* _Stated goal_
Any picture among the records should be left out, please; retype the rest exactly.

* _Material shown_
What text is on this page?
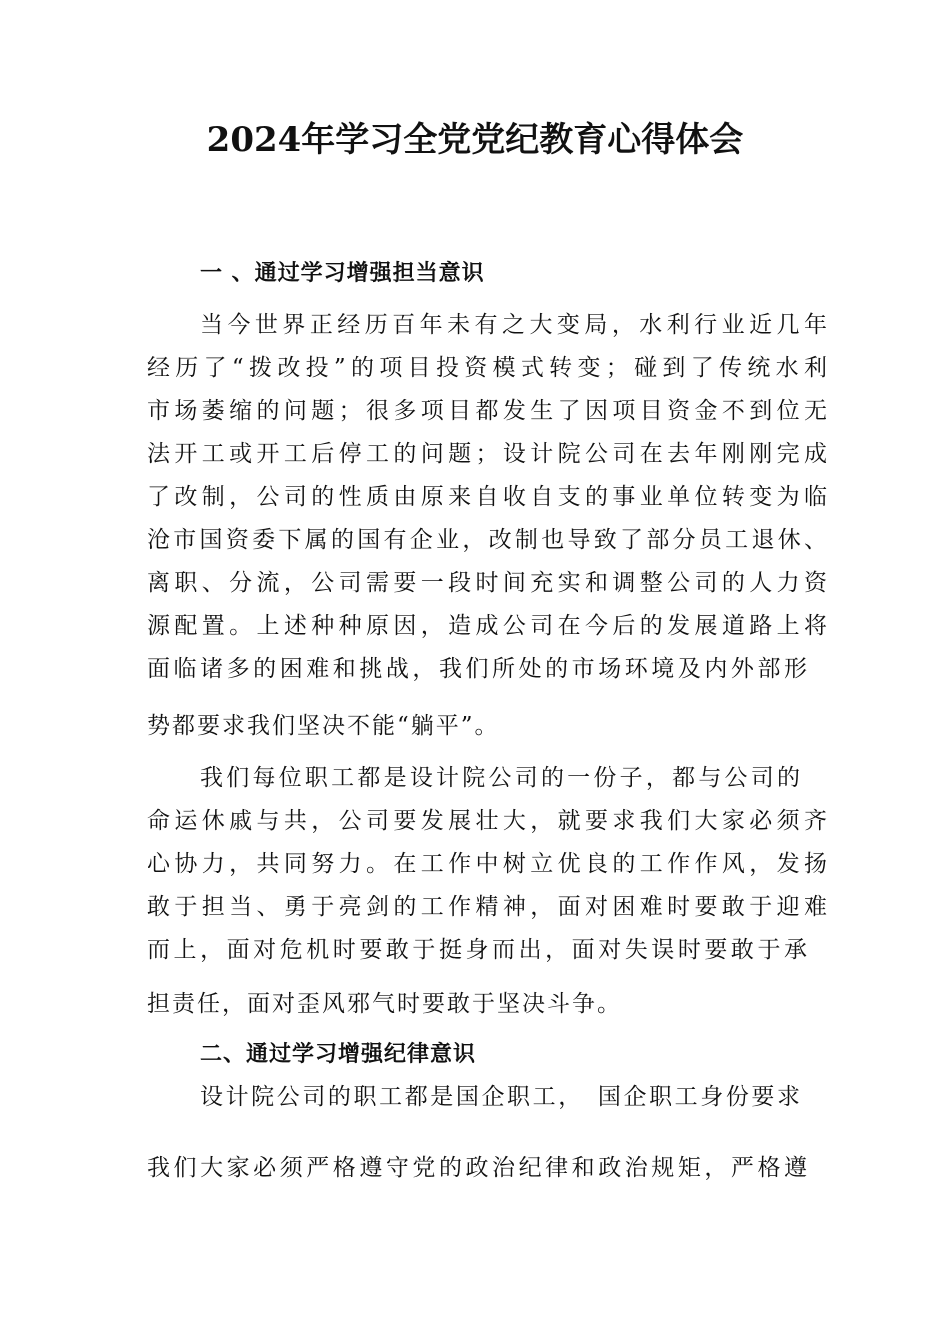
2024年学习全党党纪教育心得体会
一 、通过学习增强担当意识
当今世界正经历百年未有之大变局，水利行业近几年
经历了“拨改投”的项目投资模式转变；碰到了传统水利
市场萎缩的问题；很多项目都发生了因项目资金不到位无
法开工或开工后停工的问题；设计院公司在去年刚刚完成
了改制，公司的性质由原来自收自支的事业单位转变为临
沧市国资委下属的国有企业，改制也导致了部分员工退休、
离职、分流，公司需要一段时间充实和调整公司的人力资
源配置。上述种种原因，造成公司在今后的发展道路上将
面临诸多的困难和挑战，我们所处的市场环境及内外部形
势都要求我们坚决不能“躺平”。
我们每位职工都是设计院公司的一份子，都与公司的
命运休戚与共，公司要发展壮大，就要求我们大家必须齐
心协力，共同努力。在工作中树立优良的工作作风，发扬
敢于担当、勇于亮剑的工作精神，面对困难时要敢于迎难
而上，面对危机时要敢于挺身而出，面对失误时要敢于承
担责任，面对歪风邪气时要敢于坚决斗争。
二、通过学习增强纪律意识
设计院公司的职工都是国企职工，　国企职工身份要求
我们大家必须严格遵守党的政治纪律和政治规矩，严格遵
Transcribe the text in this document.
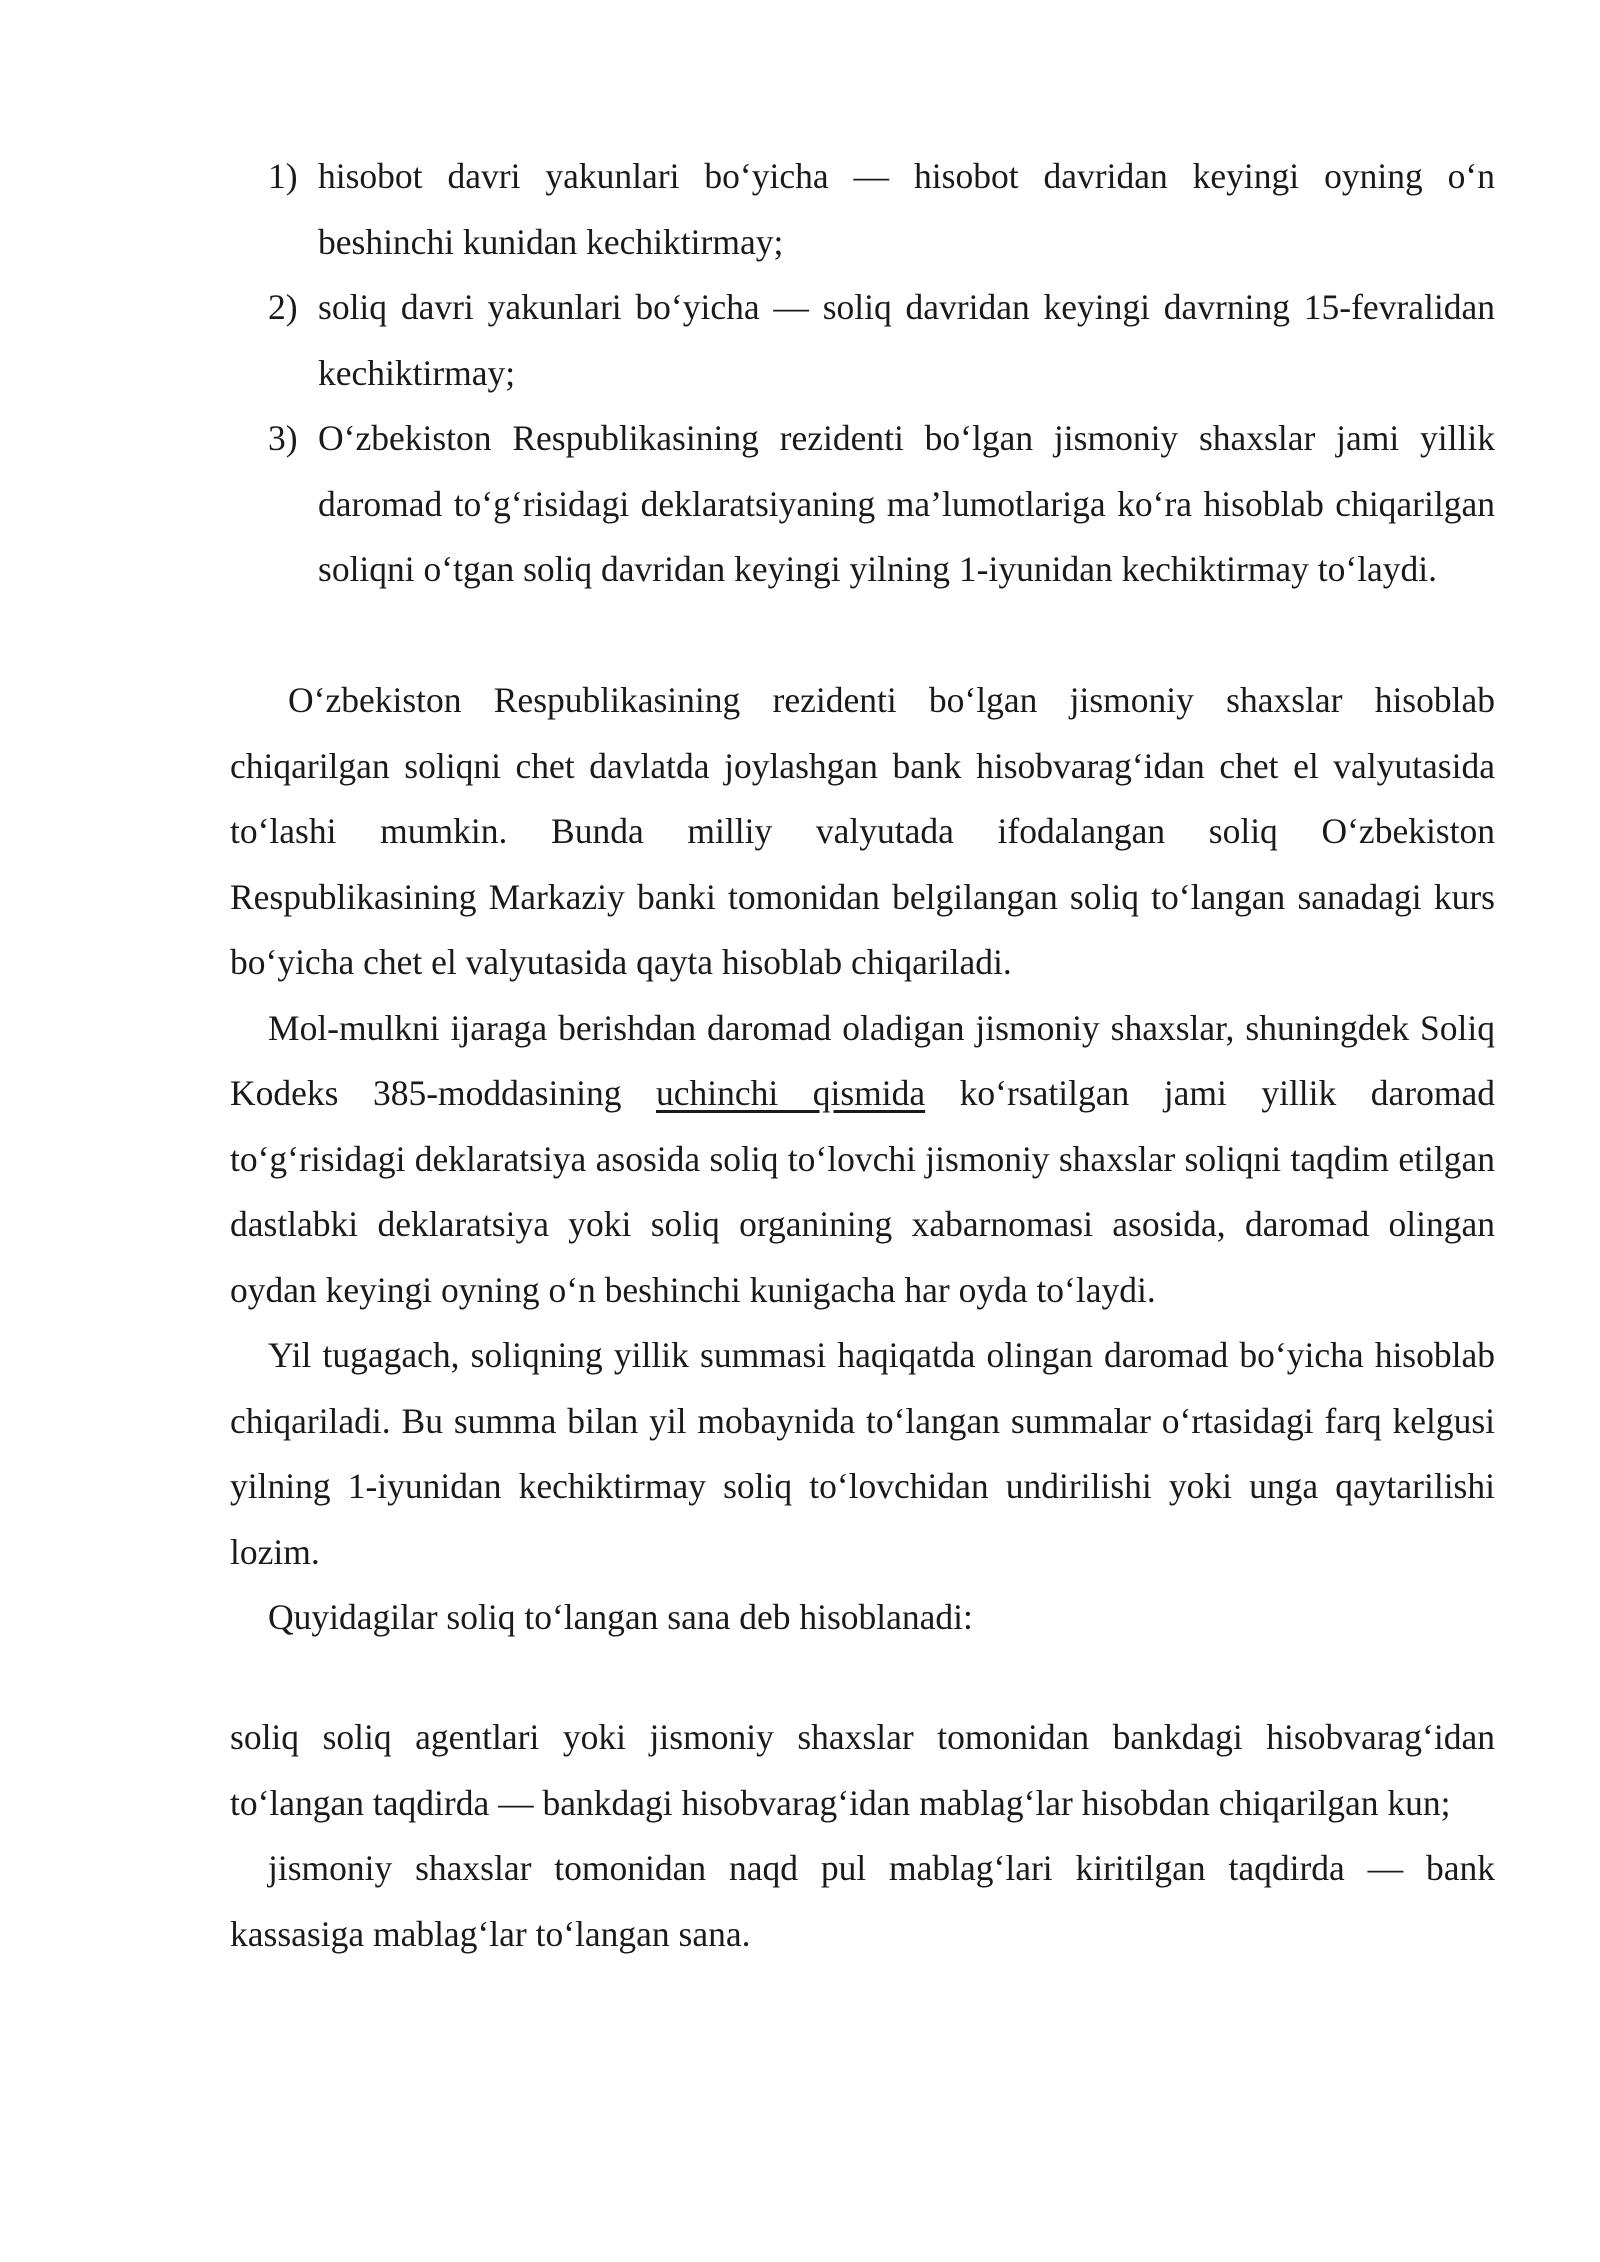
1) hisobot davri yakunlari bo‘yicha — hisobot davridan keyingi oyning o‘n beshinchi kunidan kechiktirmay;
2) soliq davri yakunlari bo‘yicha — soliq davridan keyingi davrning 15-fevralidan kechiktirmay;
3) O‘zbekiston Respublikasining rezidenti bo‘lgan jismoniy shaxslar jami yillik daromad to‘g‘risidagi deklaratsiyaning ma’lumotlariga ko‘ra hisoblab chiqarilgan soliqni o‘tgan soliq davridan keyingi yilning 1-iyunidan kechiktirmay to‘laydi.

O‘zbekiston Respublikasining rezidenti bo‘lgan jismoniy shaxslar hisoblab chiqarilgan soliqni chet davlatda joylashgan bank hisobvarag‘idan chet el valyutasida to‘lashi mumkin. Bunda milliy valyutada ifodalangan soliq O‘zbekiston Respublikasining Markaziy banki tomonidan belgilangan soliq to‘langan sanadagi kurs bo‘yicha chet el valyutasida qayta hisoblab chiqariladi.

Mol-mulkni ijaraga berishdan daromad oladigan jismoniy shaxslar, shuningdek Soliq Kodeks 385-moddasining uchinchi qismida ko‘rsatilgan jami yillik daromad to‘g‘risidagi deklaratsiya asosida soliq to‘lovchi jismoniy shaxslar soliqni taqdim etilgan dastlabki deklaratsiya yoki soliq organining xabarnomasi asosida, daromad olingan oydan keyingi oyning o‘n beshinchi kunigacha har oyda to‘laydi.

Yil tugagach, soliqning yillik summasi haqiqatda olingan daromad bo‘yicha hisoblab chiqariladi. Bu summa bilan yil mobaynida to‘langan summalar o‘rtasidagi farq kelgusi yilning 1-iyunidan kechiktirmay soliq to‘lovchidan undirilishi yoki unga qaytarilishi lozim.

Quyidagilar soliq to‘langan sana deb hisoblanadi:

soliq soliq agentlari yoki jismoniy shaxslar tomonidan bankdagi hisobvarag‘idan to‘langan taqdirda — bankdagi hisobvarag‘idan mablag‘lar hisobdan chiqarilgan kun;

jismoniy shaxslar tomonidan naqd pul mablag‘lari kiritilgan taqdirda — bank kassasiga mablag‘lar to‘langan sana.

* _Response below_
What text is on this page?
2024年学习全党党纪教育心得体会
一 、通过学习增强担当意识
当今世界正经历百年未有之大变局，水利行业近几年
经历了“拨改投”的项目投资模式转变；碰到了传统水利
市场萎缩的问题；很多项目都发生了因项目资金不到位无
法开工或开工后停工的问题；设计院公司在去年刚刚完成
了改制，公司的性质由原来自收自支的事业单位转变为临
沧市国资委下属的国有企业，改制也导致了部分员工退休、
离职、分流，公司需要一段时间充实和调整公司的人力资
源配置。上述种种原因，造成公司在今后的发展道路上将
面临诸多的困难和挑战，我们所处的市场环境及内外部形
势都要求我们坚决不能“躺平”。
我们每位职工都是设计院公司的一份子，都与公司的
命运休戚与共，公司要发展壮大，就要求我们大家必须齐
心协力，共同努力。在工作中树立优良的工作作风，发扬
敢于担当、勇于亮剑的工作精神，面对困难时要敢于迎难
而上，面对危机时要敢于挺身而出，面对失误时要敢于承
担责任，面对歪风邪气时要敢于坚决斗争。
二、通过学习增强纪律意识
设计院公司的职工都是国企职工，　国企职工身份要求
我们大家必须严格遵守党的政治纪律和政治规矩，严格遵
Transcribe the text in this document.
1) hisobot davri yakunlari bo‘yicha — hisobot davridan keyingi oyning o‘n beshinchi kunidan kechiktirmay;
2) soliq davri yakunlari bo‘yicha — soliq davridan keyingi davrning 15-fevralidan kechiktirmay;
3) O‘zbekiston Respublikasining rezidenti bo‘lgan jismoniy shaxslar jami yillik daromad to‘g‘risidagi deklaratsiyaning ma’lumotlariga ko‘ra hisoblab chiqarilgan soliqni o‘tgan soliq davridan keyingi yilning 1-iyunidan kechiktirmay to‘laydi.

O‘zbekiston Respublikasining rezidenti bo‘lgan jismoniy shaxslar hisoblab chiqarilgan soliqni chet davlatda joylashgan bank hisobvarag‘idan chet el valyutasida to‘lashi mumkin. Bunda milliy valyutada ifodalangan soliq O‘zbekiston Respublikasining Markaziy banki tomonidan belgilangan soliq to‘langan sanadagi kurs bo‘yicha chet el valyutasida qayta hisoblab chiqariladi.

Mol-mulkni ijaraga berishdan daromad oladigan jismoniy shaxslar, shuningdek Soliq Kodeks 385-moddasining uchinchi qismida ko‘rsatilgan jami yillik daromad to‘g‘risidagi deklaratsiya asosida soliq to‘lovchi jismoniy shaxslar soliqni taqdim etilgan dastlabki deklaratsiya yoki soliq organining xabarnomasi asosida, daromad olingan oydan keyingi oyning o‘n beshinchi kunigacha har oyda to‘laydi.

Yil tugagach, soliqning yillik summasi haqiqatda olingan daromad bo‘yicha hisoblab chiqariladi. Bu summa bilan yil mobaynida to‘langan summalar o‘rtasidagi farq kelgusi yilning 1-iyunidan kechiktirmay soliq to‘lovchidan undirilishi yoki unga qaytarilishi lozim.

Quyidagilar soliq to‘langan sana deb hisoblanadi:

soliq soliq agentlari yoki jismoniy shaxslar tomonidan bankdagi hisobvarag‘idan to‘langan taqdirda — bankdagi hisobvarag‘idan mablag‘lar hisobdan chiqarilgan kun;

jismoniy shaxslar tomonidan naqd pul mablag‘lari kiritilgan taqdirda — bank kassasiga mablag‘lar to‘langan sana.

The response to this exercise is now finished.